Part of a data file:
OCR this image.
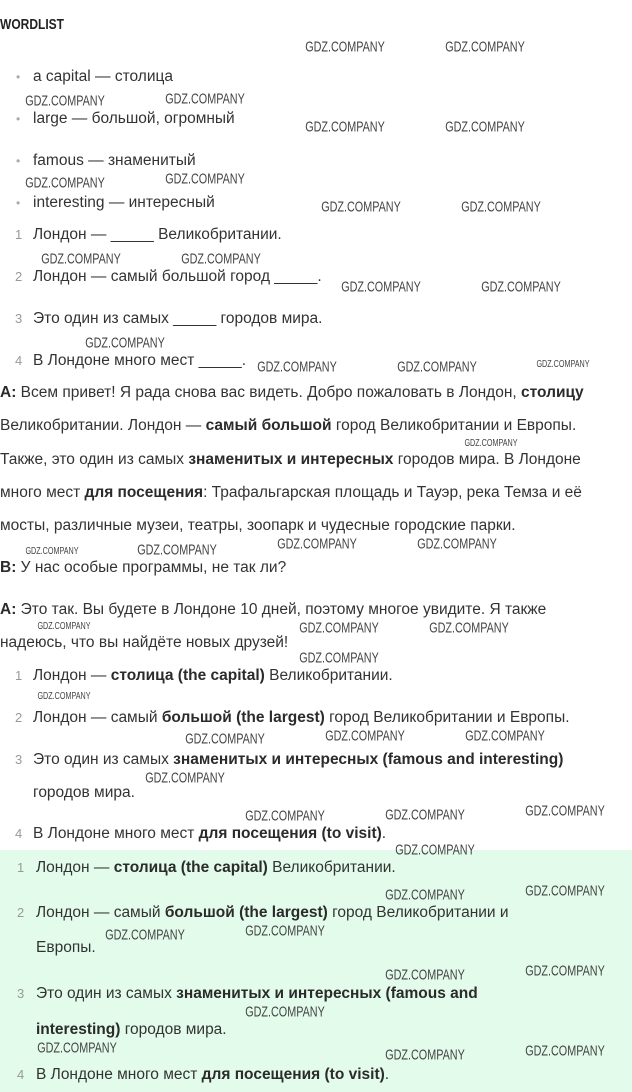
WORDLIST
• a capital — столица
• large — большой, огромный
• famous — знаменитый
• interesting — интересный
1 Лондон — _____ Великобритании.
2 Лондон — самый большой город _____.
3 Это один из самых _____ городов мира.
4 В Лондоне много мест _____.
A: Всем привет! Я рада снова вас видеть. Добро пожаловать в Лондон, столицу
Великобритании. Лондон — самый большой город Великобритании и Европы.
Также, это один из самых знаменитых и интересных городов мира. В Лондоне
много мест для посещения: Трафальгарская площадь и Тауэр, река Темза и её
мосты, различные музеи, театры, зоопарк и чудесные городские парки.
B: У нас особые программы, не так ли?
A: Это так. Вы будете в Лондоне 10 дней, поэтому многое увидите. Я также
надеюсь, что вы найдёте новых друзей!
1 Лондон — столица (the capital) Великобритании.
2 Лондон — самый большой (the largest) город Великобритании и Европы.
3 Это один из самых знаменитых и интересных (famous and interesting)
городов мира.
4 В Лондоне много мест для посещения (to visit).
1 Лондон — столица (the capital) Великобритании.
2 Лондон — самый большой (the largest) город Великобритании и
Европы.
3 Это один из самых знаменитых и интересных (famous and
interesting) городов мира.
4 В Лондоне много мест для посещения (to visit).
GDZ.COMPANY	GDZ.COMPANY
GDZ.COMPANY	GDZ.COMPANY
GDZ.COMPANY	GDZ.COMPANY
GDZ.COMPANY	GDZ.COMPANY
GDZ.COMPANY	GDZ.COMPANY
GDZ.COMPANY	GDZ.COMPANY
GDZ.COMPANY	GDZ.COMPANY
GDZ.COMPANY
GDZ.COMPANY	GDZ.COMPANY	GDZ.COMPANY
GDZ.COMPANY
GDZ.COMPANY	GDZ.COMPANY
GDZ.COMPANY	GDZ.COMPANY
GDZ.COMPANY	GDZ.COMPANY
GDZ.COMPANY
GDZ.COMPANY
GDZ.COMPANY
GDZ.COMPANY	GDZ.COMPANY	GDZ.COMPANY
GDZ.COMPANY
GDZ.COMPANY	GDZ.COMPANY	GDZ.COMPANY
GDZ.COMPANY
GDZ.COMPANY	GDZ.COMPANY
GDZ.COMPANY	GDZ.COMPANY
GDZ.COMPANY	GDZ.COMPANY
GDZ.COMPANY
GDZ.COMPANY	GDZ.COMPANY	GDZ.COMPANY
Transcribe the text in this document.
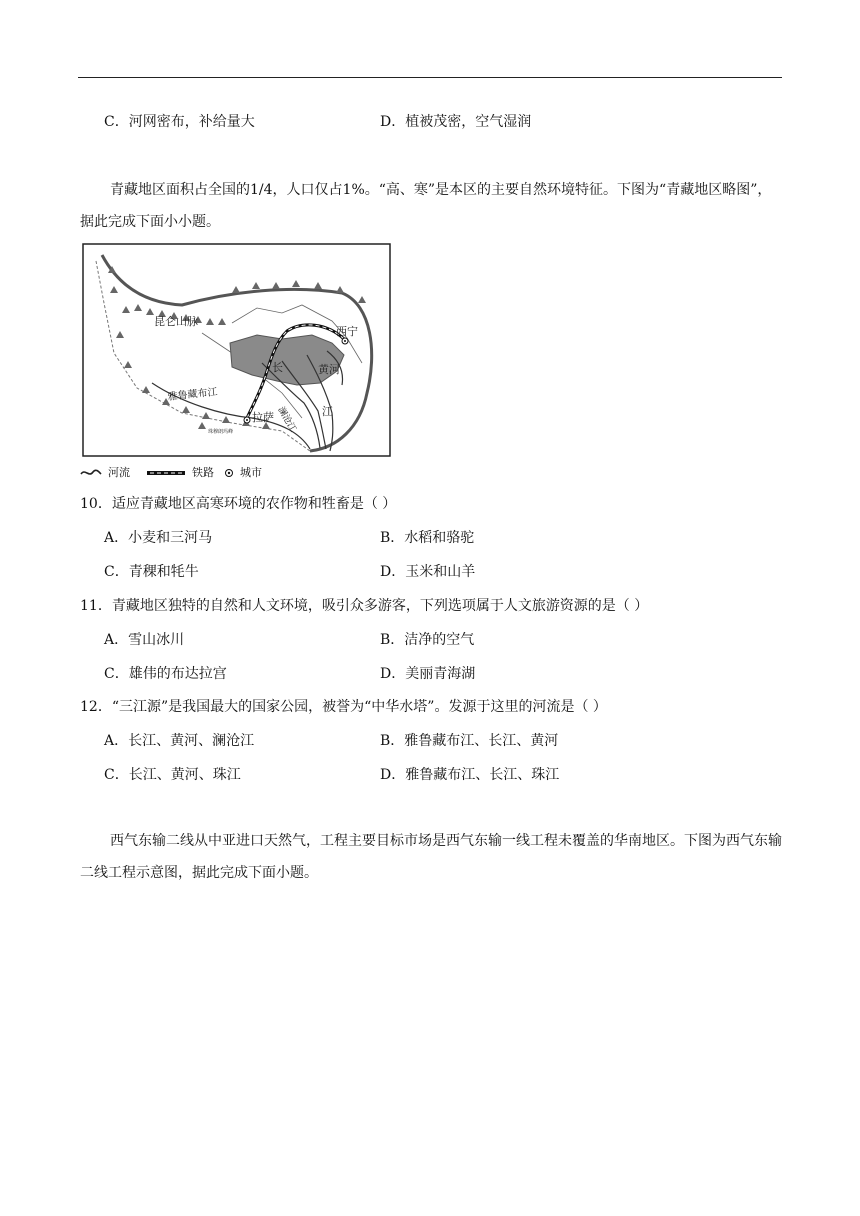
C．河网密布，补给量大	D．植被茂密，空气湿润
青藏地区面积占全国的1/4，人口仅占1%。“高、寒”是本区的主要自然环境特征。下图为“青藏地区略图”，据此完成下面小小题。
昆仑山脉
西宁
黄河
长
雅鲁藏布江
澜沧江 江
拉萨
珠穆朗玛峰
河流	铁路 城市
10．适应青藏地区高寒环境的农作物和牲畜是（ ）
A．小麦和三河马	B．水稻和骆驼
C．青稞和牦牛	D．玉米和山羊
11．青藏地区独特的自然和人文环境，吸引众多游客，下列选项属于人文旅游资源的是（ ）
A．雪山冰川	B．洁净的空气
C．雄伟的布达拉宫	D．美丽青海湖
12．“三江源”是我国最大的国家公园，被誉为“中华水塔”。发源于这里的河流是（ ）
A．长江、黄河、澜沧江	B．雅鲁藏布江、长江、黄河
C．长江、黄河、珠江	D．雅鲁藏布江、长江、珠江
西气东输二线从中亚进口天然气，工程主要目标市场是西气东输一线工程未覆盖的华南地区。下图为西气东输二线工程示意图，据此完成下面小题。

Written request:
Reproduce every line precisely as given, omitting all pictures.

Correct response:
OCR this image.
WORDLIST
• a capital — столица
• large — большой, огромный
• famous — знаменитый
• interesting — интересный
1 Лондон — _____ Великобритании.
2 Лондон — самый большой город _____.
3 Это один из самых _____ городов мира.
4 В Лондоне много мест _____.
A: Всем привет! Я рада снова вас видеть. Добро пожаловать в Лондон, столицу
Великобритании. Лондон — самый большой город Великобритании и Европы.
Также, это один из самых знаменитых и интересных городов мира. В Лондоне
много мест для посещения: Трафальгарская площадь и Тауэр, река Темза и её
мосты, различные музеи, театры, зоопарк и чудесные городские парки.
B: У нас особые программы, не так ли?
A: Это так. Вы будете в Лондоне 10 дней, поэтому многое увидите. Я также
надеюсь, что вы найдёте новых друзей!
1 Лондон — столица (the capital) Великобритании.
2 Лондон — самый большой (the largest) город Великобритании и Европы.
3 Это один из самых знаменитых и интересных (famous and interesting)
городов мира.
4 В Лондоне много мест для посещения (to visit).
1 Лондон — столица (the capital) Великобритании.
2 Лондон — самый большой (the largest) город Великобритании и
Европы.
3 Это один из самых знаменитых и интересных (famous and
interesting) городов мира.
4 В Лондоне много мест для посещения (to visit).
GDZ.COMPANY	GDZ.COMPANY
GDZ.COMPANY	GDZ.COMPANY
GDZ.COMPANY	GDZ.COMPANY
GDZ.COMPANY	GDZ.COMPANY
GDZ.COMPANY	GDZ.COMPANY
GDZ.COMPANY	GDZ.COMPANY
GDZ.COMPANY	GDZ.COMPANY
GDZ.COMPANY
GDZ.COMPANY	GDZ.COMPANY	GDZ.COMPANY
GDZ.COMPANY
GDZ.COMPANY	GDZ.COMPANY
GDZ.COMPANY	GDZ.COMPANY
GDZ.COMPANY	GDZ.COMPANY
GDZ.COMPANY
GDZ.COMPANY
GDZ.COMPANY
GDZ.COMPANY	GDZ.COMPANY	GDZ.COMPANY
GDZ.COMPANY
GDZ.COMPANY	GDZ.COMPANY	GDZ.COMPANY
GDZ.COMPANY
GDZ.COMPANY	GDZ.COMPANY
GDZ.COMPANY	GDZ.COMPANY
GDZ.COMPANY	GDZ.COMPANY
GDZ.COMPANY
GDZ.COMPANY	GDZ.COMPANY	GDZ.COMPANY
Transcribe the text in this document.
C．河网密布，补给量大	D．植被茂密，空气湿润
青藏地区面积占全国的1/4，人口仅占1%。“高、寒”是本区的主要自然环境特征。下图为“青藏地区略图”，据此完成下面小小题。
昆仑山脉
西宁
黄河
长
雅鲁藏布江
澜沧江 江
拉萨
珠穆朗玛峰
河流	铁路 城市
10．适应青藏地区高寒环境的农作物和牲畜是（ ）
A．小麦和三河马	B．水稻和骆驼
C．青稞和牦牛	D．玉米和山羊
11．青藏地区独特的自然和人文环境，吸引众多游客，下列选项属于人文旅游资源的是（ ）
A．雪山冰川	B．洁净的空气
C．雄伟的布达拉宫	D．美丽青海湖
12．“三江源”是我国最大的国家公园，被誉为“中华水塔”。发源于这里的河流是（ ）
A．长江、黄河、澜沧江	B．雅鲁藏布江、长江、黄河
C．长江、黄河、珠江	D．雅鲁藏布江、长江、珠江
西气东输二线从中亚进口天然气，工程主要目标市场是西气东输一线工程未覆盖的华南地区。下图为西气东输二线工程示意图，据此完成下面小题。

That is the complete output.